Exercise: Extract all lines in the data that contain the word "nPrimary".

Information shown:
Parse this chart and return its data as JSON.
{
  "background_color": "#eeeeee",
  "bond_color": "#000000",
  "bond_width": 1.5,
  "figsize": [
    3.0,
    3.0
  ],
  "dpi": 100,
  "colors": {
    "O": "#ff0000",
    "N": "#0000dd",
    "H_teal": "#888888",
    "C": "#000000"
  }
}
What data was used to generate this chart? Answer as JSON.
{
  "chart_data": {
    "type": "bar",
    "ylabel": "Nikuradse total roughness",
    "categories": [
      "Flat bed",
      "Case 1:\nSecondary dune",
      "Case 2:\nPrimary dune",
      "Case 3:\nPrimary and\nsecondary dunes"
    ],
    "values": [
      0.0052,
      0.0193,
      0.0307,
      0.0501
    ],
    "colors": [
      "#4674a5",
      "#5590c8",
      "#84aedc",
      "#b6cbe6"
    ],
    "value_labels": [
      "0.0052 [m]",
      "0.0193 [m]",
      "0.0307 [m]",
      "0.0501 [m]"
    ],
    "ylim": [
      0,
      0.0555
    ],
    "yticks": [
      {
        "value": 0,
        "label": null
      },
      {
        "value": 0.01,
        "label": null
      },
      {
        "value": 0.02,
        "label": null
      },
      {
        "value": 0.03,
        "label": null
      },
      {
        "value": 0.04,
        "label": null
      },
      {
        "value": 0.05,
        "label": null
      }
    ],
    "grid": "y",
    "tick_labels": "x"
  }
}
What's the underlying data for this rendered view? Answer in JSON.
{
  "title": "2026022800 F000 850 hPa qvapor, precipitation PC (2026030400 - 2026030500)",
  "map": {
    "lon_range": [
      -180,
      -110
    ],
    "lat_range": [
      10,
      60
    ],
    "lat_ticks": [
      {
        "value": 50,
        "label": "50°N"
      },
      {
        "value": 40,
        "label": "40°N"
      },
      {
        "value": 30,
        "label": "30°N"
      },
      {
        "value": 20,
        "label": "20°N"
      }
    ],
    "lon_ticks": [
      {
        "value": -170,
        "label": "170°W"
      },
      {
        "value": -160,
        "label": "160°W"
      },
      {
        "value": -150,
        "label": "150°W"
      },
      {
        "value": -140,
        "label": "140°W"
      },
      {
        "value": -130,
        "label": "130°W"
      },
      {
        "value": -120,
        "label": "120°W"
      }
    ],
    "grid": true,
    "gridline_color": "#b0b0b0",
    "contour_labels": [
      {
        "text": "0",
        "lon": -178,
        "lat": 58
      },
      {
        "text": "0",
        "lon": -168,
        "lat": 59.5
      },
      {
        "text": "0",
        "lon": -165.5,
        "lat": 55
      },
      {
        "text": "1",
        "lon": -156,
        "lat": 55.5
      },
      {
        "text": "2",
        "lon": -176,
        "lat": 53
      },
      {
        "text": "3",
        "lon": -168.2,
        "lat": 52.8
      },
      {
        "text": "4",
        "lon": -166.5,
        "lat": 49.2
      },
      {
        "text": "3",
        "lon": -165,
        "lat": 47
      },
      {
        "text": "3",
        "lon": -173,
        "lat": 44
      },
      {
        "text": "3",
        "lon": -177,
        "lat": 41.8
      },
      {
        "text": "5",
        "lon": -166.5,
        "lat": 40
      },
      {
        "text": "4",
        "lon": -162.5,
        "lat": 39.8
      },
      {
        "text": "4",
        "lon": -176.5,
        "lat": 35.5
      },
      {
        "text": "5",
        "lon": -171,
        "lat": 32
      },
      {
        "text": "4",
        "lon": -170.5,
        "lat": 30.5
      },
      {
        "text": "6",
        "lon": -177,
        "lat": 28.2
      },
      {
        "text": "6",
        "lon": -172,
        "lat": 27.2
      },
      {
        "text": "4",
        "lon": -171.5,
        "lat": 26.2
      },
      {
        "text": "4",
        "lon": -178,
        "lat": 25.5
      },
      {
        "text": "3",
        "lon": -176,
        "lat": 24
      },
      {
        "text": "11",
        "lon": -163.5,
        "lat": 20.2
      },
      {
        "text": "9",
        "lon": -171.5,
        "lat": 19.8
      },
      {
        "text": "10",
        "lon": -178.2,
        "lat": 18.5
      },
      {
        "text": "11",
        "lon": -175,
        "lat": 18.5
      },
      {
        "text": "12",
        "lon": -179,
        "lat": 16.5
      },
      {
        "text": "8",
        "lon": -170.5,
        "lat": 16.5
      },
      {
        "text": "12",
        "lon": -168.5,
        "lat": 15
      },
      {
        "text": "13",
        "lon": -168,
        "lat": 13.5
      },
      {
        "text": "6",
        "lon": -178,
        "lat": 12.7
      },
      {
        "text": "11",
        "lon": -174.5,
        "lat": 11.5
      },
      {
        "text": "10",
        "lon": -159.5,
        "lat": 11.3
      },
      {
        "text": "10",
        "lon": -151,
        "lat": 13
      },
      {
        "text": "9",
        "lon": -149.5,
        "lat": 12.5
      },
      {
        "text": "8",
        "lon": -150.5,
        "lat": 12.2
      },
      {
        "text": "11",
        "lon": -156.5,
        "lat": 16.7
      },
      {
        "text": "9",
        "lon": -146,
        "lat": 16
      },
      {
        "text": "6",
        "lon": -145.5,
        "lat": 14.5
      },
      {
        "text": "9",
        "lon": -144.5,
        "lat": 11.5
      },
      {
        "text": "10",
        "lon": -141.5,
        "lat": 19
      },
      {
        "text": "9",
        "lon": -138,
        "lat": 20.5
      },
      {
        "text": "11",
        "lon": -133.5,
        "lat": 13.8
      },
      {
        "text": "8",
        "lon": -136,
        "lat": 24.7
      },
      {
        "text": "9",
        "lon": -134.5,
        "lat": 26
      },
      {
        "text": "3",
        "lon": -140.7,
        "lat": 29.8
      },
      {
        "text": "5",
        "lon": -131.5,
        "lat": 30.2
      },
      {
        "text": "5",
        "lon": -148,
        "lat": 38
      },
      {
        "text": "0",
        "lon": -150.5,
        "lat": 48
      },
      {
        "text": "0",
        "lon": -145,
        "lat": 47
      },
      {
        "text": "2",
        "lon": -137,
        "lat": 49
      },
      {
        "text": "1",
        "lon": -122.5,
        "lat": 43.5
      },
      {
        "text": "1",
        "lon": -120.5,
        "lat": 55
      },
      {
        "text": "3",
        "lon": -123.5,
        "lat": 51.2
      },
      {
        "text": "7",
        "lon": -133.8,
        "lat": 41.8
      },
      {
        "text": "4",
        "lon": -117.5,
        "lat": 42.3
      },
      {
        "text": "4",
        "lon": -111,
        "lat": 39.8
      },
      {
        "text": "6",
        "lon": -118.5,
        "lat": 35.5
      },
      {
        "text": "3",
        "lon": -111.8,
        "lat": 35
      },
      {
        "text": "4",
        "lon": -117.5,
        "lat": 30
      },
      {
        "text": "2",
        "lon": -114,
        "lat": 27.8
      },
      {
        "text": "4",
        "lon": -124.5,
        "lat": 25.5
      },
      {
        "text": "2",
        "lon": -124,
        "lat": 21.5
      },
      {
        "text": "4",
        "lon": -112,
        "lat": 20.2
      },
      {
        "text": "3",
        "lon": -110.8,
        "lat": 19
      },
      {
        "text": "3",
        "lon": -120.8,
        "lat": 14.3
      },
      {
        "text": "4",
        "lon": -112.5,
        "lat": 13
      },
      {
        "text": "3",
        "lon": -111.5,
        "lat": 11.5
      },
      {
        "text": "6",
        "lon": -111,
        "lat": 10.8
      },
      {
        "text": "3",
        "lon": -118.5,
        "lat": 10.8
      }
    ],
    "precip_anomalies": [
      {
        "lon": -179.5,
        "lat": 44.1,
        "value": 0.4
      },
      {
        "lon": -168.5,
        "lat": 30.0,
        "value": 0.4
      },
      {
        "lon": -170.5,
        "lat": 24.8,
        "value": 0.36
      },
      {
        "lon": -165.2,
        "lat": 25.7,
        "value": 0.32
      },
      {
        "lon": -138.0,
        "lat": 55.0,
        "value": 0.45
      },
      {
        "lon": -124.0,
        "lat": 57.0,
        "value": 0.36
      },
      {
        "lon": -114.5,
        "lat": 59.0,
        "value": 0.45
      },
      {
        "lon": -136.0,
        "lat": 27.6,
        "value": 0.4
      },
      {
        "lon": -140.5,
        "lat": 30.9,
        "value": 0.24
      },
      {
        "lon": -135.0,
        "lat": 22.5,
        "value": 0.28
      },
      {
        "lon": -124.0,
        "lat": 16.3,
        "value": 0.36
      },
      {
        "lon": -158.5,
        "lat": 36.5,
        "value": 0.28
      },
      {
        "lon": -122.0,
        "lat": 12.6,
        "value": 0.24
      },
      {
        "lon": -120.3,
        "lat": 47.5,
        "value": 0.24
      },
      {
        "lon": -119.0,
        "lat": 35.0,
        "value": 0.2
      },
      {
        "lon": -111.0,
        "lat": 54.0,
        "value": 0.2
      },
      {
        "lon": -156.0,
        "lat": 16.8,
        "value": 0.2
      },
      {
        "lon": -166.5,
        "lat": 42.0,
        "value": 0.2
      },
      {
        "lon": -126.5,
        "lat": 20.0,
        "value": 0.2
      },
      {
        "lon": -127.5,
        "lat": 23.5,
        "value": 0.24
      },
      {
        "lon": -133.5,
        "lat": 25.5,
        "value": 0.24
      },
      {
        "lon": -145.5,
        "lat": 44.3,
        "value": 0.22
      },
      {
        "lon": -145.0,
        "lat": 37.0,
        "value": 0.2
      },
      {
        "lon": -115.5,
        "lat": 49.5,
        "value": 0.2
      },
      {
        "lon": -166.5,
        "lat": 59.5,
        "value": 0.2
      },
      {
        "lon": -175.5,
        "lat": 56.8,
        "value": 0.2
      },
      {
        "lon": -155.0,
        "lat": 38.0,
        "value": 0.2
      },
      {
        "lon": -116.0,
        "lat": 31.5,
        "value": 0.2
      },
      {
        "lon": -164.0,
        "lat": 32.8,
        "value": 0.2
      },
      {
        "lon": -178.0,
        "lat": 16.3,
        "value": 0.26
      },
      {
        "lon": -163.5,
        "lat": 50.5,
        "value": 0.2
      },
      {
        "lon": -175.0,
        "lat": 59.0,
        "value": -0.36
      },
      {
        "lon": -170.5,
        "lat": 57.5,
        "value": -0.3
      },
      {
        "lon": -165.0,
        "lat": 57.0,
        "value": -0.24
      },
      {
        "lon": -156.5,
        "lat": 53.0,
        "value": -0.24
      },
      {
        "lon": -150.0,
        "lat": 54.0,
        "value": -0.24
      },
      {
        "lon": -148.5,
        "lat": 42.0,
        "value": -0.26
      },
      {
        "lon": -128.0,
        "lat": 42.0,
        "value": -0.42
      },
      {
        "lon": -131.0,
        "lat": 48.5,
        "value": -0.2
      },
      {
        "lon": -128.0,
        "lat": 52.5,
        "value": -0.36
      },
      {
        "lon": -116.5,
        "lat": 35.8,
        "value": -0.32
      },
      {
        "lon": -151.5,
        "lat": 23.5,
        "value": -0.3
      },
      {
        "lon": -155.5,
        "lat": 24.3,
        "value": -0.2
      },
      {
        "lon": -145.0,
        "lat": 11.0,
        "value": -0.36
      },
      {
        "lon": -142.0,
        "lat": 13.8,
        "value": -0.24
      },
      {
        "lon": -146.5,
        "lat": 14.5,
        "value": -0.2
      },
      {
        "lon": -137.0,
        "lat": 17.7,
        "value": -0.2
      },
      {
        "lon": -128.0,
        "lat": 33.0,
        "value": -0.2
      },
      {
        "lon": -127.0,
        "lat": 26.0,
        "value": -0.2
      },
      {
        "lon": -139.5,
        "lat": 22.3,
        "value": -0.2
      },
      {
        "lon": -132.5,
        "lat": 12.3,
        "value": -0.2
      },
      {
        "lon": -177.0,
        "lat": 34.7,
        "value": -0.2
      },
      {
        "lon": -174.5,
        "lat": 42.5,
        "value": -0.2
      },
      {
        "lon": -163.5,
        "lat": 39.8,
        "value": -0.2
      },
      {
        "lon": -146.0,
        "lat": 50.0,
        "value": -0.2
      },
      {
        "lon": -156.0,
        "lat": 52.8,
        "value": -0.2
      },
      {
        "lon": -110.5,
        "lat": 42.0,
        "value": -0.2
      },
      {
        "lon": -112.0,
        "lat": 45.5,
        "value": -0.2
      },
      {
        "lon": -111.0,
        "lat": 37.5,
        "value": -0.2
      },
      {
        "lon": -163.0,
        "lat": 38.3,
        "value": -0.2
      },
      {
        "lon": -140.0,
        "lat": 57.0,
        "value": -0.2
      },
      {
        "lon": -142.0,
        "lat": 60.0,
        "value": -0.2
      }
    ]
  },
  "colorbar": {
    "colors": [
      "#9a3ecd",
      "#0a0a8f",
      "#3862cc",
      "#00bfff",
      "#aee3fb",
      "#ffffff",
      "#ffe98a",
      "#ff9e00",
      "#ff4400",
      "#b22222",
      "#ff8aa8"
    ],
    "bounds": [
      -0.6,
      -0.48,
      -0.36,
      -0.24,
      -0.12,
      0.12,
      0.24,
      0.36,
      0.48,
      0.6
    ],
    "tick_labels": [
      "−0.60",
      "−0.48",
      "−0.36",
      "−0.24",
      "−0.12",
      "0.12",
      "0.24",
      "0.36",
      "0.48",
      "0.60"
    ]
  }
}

Exercise answer:
      "Case 2:\nPrimary dune",
      "Case 3:\nPrimary and\nsecondary dunes"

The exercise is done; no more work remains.